> _Short task_
In how many lines does the string "void" appear? Answer with the number only.

> _Data_
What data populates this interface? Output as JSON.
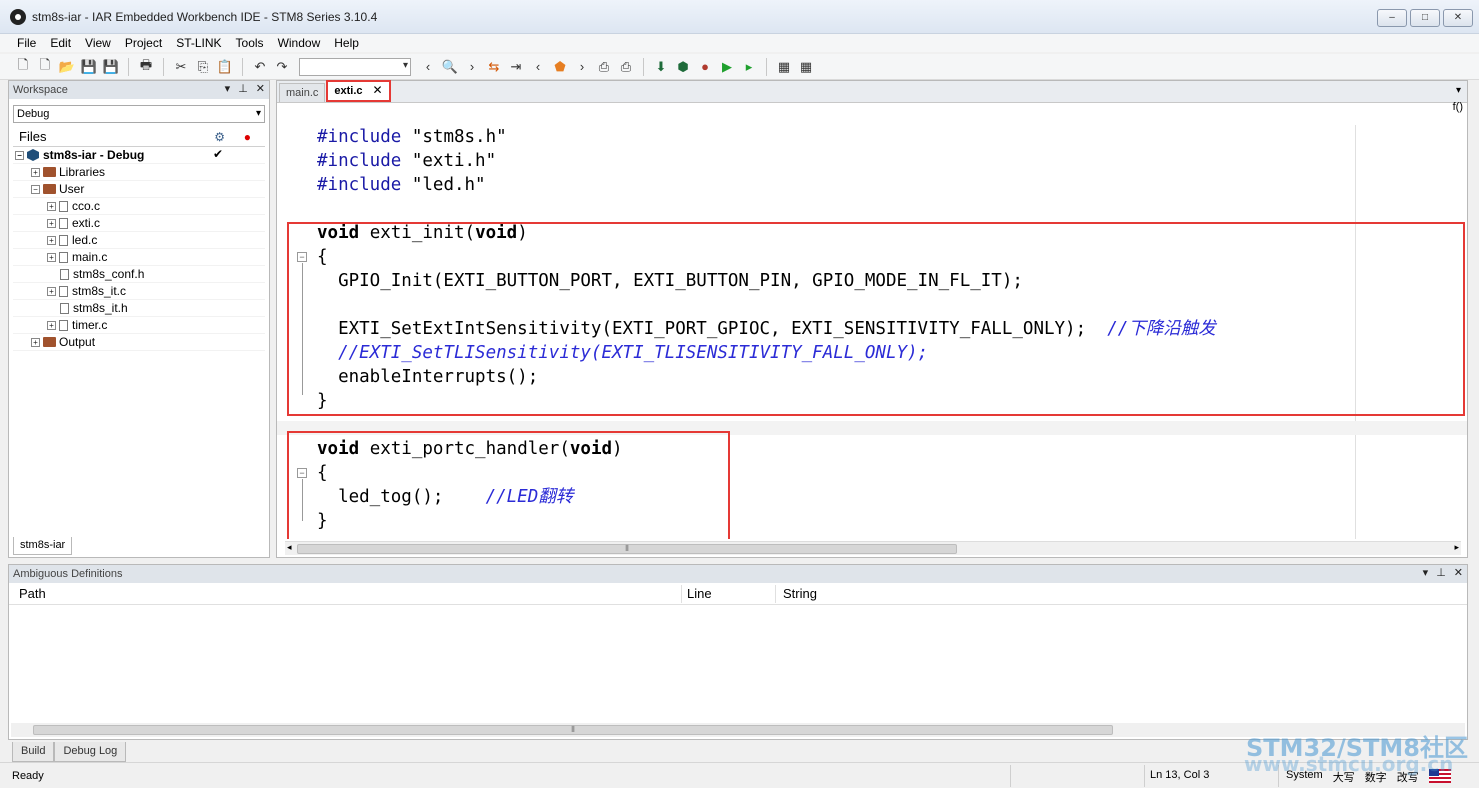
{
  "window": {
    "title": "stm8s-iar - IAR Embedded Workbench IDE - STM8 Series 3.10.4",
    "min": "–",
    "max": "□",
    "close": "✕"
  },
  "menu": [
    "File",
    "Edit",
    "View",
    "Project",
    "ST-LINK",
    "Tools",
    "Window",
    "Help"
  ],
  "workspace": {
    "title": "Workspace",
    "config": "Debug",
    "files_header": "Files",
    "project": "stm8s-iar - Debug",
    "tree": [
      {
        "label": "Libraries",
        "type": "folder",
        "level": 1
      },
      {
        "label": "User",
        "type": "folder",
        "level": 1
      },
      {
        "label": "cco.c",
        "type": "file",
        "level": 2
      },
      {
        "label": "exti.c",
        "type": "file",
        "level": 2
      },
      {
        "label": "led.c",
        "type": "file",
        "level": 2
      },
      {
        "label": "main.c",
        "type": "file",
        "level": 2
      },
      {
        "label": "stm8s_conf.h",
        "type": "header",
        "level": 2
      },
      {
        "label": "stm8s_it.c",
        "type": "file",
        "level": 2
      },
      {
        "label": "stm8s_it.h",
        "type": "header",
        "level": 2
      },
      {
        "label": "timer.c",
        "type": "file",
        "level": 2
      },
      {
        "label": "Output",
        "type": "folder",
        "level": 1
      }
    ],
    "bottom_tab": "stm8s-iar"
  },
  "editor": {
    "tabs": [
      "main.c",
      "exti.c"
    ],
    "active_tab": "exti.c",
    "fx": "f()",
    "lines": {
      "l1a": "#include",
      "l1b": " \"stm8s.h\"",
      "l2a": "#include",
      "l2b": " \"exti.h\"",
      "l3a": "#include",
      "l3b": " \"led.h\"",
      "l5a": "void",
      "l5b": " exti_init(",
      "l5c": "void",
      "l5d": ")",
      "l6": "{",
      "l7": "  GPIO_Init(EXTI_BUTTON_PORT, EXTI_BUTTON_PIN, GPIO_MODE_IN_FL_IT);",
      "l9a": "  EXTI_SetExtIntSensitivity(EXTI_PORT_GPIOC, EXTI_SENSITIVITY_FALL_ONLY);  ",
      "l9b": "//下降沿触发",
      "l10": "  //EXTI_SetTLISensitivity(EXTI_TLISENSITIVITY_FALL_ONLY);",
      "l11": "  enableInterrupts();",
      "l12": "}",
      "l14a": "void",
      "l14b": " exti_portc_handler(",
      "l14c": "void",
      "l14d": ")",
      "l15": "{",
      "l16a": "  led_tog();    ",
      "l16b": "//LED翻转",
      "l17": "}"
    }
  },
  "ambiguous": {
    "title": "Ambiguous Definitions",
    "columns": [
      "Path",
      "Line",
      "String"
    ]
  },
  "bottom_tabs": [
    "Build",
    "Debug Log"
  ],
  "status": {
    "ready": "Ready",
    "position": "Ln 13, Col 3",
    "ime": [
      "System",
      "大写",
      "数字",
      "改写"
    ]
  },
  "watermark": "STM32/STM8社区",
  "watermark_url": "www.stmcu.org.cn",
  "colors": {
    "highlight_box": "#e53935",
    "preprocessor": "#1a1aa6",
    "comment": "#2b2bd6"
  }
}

> _Written solution_
4